* Exercise requirements *
List each line of the data that holds the word "between".

* The input *
BEGIN
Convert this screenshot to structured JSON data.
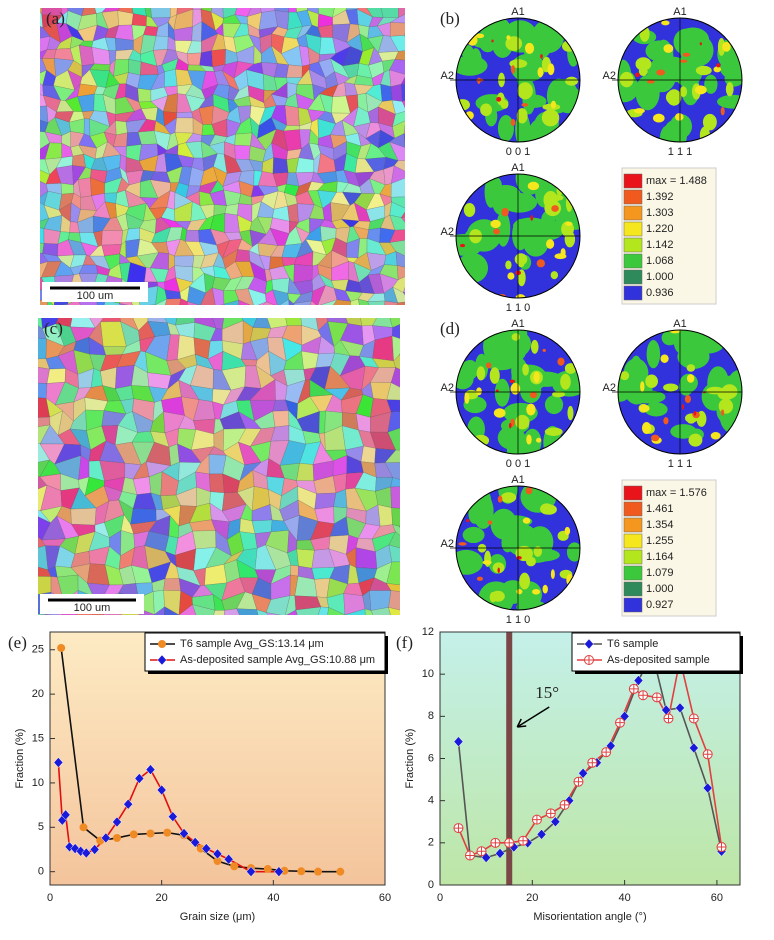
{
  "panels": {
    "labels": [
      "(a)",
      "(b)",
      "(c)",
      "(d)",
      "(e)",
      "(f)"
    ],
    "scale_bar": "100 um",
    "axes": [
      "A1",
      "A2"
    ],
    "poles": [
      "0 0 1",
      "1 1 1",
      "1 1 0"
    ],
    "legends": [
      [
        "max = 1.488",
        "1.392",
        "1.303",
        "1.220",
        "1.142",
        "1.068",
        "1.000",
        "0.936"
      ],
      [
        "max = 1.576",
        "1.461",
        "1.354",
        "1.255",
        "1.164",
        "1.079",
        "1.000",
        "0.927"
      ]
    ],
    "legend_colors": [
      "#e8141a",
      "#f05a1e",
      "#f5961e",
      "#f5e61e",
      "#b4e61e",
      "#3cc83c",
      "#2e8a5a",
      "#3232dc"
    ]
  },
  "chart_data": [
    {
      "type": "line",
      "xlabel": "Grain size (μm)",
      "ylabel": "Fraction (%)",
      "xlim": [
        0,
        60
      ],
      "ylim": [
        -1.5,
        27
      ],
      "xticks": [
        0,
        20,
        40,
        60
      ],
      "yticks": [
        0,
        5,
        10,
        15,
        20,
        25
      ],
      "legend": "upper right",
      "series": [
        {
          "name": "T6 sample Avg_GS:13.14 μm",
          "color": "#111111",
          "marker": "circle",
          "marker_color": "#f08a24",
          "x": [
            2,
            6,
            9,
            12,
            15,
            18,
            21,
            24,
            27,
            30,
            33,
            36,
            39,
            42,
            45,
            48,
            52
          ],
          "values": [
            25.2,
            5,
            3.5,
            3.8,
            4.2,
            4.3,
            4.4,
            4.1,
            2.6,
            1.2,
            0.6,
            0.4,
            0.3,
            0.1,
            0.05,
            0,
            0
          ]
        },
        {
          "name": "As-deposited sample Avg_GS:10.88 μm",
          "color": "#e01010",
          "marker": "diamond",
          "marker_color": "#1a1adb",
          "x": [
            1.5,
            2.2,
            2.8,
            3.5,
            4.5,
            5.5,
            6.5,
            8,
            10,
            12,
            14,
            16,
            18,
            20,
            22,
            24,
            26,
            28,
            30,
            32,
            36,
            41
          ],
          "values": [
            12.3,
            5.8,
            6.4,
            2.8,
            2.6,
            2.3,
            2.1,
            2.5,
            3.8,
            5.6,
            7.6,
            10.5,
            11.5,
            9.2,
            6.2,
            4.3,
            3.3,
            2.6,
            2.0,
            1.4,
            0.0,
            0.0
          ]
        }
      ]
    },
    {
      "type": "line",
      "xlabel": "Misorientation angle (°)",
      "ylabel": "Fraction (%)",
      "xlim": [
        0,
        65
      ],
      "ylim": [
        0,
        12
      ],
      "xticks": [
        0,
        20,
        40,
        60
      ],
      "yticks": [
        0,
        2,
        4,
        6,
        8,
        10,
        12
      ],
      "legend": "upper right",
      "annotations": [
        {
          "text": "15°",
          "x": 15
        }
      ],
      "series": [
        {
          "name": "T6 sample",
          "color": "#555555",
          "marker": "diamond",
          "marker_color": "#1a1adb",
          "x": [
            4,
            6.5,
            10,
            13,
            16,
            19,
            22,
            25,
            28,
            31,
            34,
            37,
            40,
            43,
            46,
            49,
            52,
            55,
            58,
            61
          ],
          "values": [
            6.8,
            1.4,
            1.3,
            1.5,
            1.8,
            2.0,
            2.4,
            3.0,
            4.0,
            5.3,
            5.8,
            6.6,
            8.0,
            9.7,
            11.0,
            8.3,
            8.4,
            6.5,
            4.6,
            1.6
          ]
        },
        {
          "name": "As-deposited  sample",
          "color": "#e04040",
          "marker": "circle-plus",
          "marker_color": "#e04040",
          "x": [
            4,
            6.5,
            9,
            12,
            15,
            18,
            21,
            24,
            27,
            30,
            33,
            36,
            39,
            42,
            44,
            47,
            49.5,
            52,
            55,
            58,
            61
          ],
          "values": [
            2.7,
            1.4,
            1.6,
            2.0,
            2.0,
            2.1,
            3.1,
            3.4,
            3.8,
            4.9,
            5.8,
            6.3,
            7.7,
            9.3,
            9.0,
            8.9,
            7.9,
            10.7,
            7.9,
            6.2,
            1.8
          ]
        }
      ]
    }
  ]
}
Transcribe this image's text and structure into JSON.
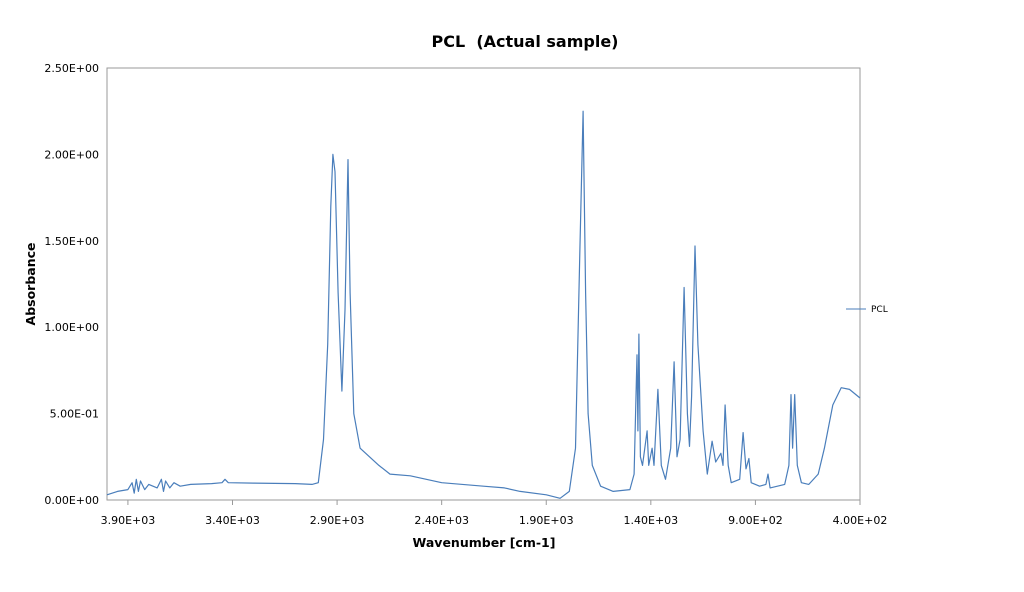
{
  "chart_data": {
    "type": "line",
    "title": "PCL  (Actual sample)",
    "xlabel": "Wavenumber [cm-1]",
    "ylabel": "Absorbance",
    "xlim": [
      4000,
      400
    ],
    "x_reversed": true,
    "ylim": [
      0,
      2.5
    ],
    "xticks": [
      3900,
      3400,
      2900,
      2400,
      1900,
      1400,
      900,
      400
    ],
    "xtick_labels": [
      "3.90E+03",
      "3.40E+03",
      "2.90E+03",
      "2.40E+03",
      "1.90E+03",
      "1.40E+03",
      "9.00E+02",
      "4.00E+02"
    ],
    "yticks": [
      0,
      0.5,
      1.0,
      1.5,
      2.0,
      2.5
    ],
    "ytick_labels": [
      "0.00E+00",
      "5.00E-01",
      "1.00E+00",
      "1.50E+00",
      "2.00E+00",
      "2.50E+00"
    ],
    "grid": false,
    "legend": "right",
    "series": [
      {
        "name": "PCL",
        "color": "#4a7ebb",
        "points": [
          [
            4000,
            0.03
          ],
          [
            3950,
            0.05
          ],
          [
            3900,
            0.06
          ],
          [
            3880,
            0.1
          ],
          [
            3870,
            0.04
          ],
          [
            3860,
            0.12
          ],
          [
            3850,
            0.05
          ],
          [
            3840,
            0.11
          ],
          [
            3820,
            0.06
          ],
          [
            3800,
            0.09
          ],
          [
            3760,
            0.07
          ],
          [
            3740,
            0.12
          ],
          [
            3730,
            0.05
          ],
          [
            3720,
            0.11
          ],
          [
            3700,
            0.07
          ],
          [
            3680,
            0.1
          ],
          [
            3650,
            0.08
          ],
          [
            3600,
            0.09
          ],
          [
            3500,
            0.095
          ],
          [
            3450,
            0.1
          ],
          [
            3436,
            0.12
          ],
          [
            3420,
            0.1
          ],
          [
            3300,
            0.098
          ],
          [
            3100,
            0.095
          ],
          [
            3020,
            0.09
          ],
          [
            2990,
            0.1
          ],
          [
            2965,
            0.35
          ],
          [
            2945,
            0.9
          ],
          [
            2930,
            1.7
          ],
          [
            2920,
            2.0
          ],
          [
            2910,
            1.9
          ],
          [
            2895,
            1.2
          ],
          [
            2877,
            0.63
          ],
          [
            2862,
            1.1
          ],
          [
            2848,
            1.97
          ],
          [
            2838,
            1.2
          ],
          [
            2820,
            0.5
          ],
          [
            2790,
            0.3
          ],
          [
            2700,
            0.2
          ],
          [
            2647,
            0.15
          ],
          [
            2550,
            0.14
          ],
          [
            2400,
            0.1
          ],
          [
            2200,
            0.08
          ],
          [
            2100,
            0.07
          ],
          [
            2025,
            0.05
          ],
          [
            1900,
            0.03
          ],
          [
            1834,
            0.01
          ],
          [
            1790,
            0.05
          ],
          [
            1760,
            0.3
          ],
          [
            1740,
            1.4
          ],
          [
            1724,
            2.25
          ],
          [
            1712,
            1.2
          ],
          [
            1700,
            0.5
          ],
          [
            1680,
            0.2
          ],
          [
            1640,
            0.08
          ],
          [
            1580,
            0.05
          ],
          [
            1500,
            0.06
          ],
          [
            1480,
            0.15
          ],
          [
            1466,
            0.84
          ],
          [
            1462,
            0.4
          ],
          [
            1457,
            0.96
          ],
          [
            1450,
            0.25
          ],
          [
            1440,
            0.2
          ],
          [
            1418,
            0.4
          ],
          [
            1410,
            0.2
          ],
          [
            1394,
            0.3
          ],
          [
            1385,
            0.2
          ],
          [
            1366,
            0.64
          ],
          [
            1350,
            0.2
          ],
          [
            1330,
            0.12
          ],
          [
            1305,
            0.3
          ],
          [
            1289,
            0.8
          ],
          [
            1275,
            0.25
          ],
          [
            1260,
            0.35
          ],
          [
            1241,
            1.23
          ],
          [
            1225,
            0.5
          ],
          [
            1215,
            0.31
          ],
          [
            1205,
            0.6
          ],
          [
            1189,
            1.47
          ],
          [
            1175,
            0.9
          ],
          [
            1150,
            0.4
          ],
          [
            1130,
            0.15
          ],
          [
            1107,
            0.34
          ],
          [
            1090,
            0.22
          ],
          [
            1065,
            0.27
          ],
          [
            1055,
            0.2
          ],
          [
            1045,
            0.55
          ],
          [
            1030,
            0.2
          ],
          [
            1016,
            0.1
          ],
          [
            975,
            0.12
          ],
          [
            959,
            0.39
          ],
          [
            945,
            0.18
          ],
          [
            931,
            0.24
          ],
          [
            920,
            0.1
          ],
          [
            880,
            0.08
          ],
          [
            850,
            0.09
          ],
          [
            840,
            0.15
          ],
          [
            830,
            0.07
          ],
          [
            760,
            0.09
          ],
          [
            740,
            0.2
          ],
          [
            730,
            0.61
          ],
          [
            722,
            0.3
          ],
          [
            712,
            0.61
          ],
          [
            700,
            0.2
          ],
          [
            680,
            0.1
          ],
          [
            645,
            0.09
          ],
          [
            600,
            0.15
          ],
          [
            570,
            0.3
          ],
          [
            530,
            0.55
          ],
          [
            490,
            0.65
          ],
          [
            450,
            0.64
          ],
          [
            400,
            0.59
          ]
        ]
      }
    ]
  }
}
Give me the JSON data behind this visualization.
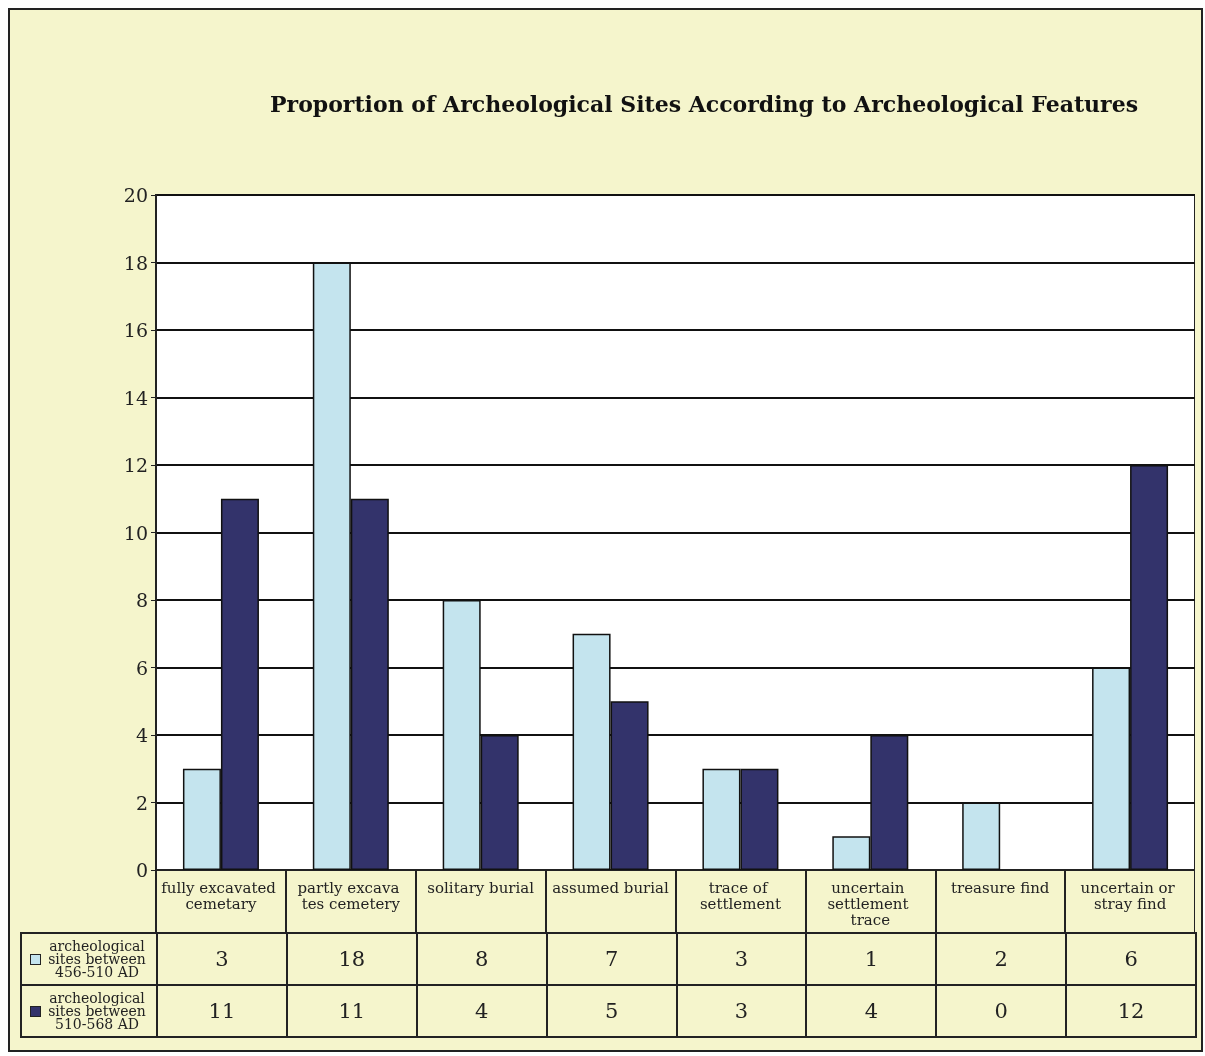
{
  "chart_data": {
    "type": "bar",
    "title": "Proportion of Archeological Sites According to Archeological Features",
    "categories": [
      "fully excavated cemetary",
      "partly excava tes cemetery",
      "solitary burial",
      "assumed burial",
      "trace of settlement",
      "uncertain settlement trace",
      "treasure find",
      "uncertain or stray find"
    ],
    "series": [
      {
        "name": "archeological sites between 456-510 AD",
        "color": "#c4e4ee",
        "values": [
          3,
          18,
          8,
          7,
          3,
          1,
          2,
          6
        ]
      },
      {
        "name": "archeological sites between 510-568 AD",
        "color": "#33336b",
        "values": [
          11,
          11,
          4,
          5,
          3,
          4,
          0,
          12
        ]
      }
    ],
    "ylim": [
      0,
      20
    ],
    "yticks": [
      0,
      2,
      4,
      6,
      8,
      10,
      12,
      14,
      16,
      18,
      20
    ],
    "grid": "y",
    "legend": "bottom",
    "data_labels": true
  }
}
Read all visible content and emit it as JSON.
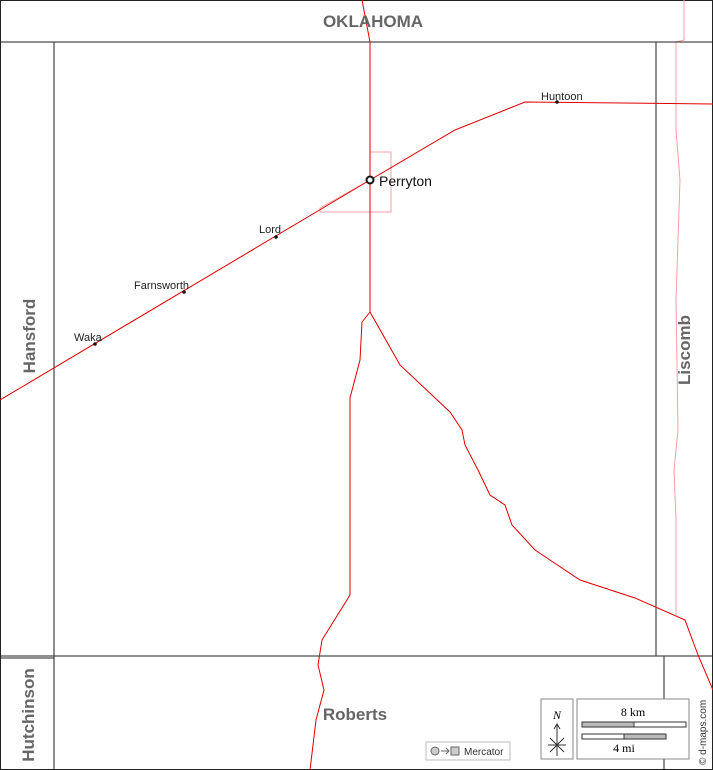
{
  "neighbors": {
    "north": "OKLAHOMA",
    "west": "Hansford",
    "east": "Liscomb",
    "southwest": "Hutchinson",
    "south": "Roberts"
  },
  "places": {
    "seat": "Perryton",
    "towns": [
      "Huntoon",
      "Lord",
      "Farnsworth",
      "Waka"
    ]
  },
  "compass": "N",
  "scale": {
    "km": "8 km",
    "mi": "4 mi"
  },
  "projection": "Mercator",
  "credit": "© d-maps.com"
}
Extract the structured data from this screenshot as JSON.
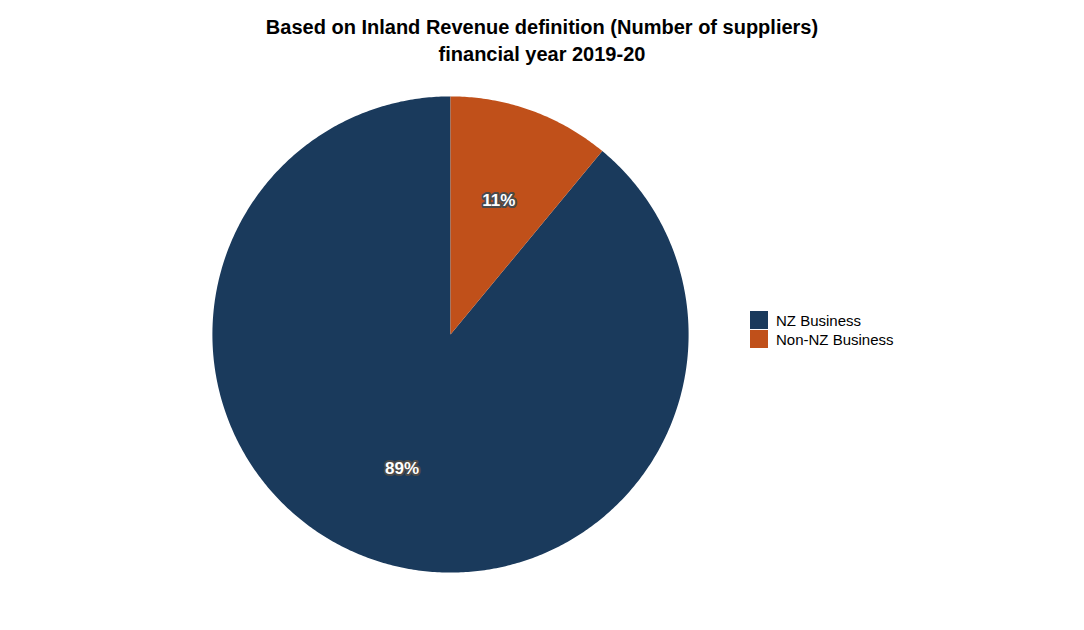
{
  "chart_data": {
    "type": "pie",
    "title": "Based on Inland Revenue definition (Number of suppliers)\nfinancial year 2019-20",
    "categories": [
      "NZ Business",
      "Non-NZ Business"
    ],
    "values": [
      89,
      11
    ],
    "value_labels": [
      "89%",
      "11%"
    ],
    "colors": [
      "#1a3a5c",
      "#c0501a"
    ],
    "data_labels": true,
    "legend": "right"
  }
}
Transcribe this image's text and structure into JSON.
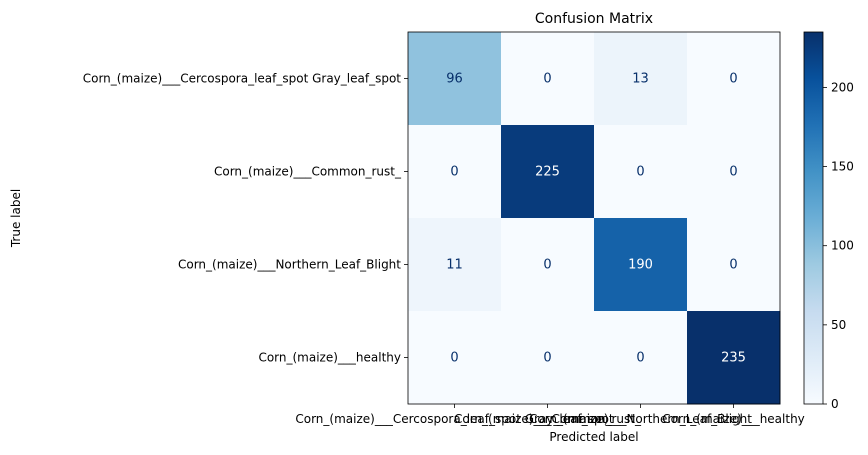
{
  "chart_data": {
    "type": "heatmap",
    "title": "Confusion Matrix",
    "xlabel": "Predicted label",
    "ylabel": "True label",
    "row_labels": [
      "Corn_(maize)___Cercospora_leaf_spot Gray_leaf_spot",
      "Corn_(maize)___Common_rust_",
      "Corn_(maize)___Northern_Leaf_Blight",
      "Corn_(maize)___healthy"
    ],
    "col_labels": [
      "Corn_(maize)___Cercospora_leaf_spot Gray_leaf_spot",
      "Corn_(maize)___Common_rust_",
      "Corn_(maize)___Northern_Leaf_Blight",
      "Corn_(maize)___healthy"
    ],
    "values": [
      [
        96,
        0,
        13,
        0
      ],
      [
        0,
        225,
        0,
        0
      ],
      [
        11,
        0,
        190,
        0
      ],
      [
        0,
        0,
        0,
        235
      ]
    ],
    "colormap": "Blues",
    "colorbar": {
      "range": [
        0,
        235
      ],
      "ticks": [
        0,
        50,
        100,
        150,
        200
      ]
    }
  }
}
END
* Final result *
        "name": "archeological sites between 456-510 AD",
        "name": "archeological sites between 510-568 AD",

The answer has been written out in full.